» **EXERCISE DIRECTIONS**
Where a line below holds the string "материалов", copy that line.

» **DATA EXTRACT**
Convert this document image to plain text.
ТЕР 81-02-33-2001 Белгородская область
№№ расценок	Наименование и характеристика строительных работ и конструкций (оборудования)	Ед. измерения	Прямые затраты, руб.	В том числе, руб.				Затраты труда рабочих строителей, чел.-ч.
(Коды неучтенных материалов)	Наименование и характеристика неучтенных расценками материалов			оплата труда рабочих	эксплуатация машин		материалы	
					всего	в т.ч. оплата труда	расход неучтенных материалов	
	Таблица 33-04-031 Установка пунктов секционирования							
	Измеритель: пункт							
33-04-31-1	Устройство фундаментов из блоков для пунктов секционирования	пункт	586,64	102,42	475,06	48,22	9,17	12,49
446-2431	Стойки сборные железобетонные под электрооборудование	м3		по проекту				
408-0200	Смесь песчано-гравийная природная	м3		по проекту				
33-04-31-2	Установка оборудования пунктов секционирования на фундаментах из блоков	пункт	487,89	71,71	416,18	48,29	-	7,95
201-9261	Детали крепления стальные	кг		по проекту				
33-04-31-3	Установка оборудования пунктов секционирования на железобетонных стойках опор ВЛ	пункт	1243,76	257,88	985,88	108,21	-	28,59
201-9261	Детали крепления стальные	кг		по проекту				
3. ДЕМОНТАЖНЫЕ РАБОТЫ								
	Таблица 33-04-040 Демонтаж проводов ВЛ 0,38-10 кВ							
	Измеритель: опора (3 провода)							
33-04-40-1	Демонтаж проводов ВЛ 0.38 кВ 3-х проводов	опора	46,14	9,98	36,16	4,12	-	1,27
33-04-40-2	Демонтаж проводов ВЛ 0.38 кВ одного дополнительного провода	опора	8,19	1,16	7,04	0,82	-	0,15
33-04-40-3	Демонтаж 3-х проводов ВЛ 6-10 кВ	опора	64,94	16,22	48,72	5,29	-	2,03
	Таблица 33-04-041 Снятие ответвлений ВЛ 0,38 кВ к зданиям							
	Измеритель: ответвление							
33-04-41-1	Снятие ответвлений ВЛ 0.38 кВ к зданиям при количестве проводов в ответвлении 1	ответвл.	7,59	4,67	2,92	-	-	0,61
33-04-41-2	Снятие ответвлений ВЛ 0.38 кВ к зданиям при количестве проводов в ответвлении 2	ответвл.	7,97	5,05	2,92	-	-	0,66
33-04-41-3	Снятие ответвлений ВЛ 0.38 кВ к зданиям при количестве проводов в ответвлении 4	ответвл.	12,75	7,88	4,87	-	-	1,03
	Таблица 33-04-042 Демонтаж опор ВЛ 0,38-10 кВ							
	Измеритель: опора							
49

» **RESULT OF THIS TASK**
(Коды неучтенных материалов)	Наименование и характеристика неучтенных расценками материалов			оплата труда рабочих	эксплуатация машин		материалы	
					всего	в т.ч. оплата труда	расход неучтенных материалов	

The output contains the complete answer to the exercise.